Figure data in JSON
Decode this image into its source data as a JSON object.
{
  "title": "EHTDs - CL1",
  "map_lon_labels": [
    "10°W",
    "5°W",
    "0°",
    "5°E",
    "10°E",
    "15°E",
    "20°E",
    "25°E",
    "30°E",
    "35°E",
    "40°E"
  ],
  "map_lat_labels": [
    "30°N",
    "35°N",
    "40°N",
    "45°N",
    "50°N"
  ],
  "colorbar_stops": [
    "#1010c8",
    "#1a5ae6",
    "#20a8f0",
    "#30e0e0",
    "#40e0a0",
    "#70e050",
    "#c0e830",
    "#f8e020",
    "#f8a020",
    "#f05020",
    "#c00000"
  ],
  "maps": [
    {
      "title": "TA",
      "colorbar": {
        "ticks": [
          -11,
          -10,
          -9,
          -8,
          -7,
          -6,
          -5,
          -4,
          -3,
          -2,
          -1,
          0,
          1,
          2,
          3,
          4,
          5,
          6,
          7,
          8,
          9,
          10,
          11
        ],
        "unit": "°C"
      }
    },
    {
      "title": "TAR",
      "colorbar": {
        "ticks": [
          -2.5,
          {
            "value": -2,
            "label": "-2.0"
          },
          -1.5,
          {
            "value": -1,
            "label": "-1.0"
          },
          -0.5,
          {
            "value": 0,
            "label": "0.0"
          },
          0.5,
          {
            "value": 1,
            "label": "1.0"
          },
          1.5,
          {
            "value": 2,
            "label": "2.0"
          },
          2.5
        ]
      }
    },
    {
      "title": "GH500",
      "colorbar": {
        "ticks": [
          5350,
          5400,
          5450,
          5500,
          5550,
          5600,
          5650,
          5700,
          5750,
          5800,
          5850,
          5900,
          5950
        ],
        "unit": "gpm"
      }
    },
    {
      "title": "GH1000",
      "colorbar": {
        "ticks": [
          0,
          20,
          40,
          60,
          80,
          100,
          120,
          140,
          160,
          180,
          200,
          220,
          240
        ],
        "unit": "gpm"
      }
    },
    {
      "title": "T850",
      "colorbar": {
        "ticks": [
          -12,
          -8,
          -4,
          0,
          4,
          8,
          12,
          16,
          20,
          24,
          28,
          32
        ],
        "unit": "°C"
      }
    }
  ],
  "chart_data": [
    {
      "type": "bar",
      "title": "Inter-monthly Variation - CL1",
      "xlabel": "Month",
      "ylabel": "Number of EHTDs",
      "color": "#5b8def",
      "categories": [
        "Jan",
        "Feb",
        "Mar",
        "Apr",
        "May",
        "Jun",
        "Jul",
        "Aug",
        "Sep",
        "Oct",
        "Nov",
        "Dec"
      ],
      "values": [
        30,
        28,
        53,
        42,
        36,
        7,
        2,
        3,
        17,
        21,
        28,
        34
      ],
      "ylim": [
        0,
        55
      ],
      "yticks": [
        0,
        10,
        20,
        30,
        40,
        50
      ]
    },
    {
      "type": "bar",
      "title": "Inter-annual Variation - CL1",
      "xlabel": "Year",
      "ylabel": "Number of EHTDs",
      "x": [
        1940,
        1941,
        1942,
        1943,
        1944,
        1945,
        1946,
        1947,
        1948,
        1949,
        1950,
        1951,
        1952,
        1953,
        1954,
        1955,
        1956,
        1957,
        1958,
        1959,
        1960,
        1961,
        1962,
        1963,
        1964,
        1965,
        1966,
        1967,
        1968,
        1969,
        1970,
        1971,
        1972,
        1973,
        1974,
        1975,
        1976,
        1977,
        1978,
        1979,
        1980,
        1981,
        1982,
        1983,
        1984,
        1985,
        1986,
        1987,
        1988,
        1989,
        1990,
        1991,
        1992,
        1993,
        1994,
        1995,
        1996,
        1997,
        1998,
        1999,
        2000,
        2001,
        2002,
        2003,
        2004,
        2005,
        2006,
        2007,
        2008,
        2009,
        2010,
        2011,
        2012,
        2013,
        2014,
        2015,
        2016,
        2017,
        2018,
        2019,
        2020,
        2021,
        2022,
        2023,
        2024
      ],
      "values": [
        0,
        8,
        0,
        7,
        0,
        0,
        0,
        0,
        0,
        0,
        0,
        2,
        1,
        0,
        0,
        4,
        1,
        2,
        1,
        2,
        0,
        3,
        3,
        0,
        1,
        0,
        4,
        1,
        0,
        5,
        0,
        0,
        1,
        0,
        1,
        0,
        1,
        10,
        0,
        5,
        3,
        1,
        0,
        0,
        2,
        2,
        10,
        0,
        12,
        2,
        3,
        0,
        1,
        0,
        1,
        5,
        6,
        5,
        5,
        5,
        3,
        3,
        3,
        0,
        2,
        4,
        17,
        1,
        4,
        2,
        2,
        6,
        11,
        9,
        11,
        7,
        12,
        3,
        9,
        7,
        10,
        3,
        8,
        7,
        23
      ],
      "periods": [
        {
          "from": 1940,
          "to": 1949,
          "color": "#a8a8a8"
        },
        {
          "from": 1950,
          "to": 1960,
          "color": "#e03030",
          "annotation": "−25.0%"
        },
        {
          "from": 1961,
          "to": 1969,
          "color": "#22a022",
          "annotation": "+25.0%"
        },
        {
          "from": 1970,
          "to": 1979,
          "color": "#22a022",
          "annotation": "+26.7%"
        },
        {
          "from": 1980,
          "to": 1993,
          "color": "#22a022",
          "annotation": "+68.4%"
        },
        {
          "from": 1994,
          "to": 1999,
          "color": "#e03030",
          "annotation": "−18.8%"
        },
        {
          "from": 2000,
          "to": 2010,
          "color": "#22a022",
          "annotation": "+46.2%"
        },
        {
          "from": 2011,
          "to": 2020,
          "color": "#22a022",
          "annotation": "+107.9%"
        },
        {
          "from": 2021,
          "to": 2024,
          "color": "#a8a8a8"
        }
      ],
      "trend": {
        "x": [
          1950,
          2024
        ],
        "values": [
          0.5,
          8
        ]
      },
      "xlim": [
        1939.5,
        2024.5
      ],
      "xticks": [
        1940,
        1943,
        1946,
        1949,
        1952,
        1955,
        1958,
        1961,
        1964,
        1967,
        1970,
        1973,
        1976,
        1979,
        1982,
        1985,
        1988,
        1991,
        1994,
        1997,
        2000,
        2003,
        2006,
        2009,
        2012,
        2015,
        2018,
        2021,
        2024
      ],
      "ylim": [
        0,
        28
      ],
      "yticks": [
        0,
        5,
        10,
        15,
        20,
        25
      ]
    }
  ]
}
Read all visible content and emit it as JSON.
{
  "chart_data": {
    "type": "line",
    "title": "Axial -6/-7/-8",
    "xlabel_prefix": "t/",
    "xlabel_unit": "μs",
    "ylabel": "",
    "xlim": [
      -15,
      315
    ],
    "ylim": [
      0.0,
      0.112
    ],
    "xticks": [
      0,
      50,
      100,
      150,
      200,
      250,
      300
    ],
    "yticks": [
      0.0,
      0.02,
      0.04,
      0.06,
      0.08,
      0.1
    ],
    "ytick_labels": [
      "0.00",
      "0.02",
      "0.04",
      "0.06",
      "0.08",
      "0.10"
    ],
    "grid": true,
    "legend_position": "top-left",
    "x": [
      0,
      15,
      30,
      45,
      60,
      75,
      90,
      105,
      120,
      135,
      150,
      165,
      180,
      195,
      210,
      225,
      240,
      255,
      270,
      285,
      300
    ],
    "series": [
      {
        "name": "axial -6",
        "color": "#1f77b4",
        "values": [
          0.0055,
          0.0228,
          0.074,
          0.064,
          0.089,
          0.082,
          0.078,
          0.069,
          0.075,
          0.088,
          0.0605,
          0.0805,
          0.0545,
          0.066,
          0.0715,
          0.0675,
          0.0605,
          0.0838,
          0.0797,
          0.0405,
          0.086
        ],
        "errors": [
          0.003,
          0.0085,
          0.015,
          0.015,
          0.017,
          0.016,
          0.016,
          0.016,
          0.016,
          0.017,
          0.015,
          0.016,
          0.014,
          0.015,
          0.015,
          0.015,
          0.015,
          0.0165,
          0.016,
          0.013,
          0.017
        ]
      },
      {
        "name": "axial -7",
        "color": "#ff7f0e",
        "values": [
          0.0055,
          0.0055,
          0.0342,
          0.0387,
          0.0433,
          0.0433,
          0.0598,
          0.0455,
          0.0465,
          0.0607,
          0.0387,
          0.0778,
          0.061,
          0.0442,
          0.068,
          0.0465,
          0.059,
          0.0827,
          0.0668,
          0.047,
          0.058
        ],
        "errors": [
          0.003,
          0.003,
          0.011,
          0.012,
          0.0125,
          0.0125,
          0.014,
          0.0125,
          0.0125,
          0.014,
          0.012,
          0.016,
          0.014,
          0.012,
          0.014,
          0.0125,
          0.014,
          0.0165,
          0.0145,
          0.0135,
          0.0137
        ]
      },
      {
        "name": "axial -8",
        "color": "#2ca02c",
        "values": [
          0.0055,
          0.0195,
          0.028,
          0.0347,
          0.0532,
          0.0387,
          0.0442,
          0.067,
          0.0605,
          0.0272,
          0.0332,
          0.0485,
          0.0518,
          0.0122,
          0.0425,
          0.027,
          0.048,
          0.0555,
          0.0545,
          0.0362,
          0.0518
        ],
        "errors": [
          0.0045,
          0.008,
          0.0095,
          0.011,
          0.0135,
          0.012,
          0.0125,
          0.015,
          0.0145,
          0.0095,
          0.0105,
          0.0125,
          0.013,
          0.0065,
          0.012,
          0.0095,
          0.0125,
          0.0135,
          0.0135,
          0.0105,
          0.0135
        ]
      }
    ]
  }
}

Brief
Look through the material and copy each line that has "Inter".

Answer to this problem
      "title": "Inter-monthly Variation - CL1",
      "title": "Inter-annual Variation - CL1",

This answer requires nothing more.